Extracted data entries
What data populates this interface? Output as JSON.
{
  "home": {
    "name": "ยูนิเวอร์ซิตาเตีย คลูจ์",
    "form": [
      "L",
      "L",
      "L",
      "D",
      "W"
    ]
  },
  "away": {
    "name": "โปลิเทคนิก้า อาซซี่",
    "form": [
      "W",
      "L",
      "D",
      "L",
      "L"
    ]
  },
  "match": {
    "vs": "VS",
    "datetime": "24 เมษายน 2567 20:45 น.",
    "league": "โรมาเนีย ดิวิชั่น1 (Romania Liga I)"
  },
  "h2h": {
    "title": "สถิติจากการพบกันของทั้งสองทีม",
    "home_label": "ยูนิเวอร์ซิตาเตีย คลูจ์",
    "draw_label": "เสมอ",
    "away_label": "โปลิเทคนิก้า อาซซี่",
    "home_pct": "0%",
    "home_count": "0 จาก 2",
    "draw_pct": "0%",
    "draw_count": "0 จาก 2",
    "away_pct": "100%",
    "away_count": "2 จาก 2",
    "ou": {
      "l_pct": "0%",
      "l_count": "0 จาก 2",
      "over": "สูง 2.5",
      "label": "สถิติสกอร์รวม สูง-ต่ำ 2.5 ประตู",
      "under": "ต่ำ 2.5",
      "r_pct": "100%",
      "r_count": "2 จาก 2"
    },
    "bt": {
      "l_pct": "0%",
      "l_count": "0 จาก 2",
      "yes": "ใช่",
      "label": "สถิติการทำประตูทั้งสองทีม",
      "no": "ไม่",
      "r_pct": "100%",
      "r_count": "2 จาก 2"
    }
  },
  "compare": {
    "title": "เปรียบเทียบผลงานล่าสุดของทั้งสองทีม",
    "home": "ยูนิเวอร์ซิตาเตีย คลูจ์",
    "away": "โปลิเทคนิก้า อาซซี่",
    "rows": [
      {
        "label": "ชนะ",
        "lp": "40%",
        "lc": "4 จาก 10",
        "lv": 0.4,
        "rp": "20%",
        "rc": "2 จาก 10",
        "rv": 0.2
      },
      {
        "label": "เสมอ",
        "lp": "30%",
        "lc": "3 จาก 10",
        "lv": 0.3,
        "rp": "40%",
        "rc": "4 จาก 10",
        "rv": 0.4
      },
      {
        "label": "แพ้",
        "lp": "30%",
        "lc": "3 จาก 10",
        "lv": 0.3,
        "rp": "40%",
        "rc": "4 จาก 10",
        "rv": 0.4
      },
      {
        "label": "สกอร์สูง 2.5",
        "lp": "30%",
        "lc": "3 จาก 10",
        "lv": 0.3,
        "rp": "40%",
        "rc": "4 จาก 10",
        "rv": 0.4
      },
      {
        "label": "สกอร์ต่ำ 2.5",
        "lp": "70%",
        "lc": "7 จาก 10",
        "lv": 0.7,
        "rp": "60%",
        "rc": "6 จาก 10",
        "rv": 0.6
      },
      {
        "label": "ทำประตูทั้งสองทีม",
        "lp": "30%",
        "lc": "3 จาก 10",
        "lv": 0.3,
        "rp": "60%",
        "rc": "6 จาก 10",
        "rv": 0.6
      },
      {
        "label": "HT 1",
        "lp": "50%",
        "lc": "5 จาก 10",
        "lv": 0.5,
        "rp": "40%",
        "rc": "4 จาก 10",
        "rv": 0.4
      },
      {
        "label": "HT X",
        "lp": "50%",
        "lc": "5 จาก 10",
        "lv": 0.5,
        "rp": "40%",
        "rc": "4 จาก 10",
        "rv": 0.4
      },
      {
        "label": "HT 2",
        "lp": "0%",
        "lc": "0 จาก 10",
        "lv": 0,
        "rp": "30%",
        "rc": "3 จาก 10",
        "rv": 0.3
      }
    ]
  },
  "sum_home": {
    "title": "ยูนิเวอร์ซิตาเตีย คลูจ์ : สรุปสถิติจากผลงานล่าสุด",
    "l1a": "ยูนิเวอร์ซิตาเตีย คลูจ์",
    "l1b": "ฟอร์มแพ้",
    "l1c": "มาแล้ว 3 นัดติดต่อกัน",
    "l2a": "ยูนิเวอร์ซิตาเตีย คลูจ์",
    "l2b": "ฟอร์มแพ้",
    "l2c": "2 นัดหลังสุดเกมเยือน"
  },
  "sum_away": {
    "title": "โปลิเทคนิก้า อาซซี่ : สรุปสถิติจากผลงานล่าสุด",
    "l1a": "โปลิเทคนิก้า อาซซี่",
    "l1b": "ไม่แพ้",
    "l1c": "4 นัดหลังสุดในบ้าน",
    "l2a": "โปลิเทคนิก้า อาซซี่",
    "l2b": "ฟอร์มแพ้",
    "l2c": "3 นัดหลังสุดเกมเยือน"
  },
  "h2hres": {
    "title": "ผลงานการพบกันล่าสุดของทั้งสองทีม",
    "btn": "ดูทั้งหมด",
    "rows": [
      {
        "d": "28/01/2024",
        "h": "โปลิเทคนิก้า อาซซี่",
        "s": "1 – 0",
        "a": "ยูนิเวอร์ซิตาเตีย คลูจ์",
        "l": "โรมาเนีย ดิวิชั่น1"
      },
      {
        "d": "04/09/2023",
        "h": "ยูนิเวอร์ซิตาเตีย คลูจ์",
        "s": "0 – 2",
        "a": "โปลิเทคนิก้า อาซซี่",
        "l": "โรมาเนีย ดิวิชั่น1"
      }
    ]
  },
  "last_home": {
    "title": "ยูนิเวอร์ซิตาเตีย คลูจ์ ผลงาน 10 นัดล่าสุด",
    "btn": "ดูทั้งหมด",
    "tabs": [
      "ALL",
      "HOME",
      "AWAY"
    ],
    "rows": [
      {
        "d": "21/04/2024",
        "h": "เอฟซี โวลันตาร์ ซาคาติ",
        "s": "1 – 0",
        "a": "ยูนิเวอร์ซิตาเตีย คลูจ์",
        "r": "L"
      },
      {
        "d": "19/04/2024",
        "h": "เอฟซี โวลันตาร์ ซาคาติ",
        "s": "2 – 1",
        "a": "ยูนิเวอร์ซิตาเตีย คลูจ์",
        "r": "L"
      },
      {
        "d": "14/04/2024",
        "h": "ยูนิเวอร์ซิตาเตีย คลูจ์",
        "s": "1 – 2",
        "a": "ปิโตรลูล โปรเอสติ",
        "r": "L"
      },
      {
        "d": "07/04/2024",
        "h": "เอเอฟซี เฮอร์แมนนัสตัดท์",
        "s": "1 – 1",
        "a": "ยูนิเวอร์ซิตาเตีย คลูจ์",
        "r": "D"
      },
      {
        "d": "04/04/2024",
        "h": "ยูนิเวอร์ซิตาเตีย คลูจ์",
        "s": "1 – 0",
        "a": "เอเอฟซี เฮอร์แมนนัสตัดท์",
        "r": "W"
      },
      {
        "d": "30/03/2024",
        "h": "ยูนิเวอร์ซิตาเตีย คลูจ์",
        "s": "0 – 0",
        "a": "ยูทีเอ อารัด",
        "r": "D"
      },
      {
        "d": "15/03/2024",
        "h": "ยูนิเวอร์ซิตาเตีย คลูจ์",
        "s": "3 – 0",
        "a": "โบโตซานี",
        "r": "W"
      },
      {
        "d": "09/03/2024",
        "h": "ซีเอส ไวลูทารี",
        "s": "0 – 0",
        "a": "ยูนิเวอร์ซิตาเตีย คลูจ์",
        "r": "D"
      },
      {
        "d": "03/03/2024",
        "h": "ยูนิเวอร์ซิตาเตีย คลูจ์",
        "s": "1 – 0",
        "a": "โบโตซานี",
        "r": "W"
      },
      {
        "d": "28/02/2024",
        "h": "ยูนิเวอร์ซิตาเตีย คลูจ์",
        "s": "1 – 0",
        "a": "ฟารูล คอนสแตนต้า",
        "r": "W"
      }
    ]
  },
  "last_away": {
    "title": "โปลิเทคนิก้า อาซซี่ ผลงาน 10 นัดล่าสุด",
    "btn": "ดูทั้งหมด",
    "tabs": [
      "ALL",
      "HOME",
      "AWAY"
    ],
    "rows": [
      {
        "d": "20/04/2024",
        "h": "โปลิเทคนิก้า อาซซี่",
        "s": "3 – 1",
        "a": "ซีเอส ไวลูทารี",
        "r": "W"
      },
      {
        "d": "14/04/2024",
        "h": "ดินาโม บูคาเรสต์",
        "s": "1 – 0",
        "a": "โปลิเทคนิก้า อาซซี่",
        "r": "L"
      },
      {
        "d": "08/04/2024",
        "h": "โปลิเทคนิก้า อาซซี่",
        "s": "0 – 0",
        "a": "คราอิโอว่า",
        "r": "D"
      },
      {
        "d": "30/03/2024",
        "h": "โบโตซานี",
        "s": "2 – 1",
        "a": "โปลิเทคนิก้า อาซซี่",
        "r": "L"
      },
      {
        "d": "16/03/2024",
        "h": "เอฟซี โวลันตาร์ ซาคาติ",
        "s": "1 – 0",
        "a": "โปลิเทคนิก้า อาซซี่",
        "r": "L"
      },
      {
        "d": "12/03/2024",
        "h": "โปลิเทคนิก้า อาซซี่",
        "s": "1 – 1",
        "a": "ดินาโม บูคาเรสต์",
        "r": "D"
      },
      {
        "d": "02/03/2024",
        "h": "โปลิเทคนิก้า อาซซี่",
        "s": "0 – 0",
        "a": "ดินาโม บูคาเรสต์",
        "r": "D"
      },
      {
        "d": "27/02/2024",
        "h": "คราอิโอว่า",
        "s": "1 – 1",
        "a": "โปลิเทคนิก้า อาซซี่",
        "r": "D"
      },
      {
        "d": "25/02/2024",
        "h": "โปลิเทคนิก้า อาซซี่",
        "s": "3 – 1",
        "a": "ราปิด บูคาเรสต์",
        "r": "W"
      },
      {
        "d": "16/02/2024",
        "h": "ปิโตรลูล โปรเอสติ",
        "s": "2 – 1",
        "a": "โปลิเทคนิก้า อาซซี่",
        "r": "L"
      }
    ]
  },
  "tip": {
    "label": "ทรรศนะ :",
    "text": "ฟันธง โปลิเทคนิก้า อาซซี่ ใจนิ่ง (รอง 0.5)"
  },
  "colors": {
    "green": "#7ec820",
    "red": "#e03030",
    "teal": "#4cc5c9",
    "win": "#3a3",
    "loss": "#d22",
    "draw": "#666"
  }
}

* _What is needed_
From the data above, copy each line where the string "คาเรสต" appears.

* _Exercise answer_
        "h": "ดินาโม บูคาเรสต์",
        "a": "ดินาโม บูคาเรสต์",
        "a": "ดินาโม บูคาเรสต์",
        "a": "ราปิด บูคาเรสต์",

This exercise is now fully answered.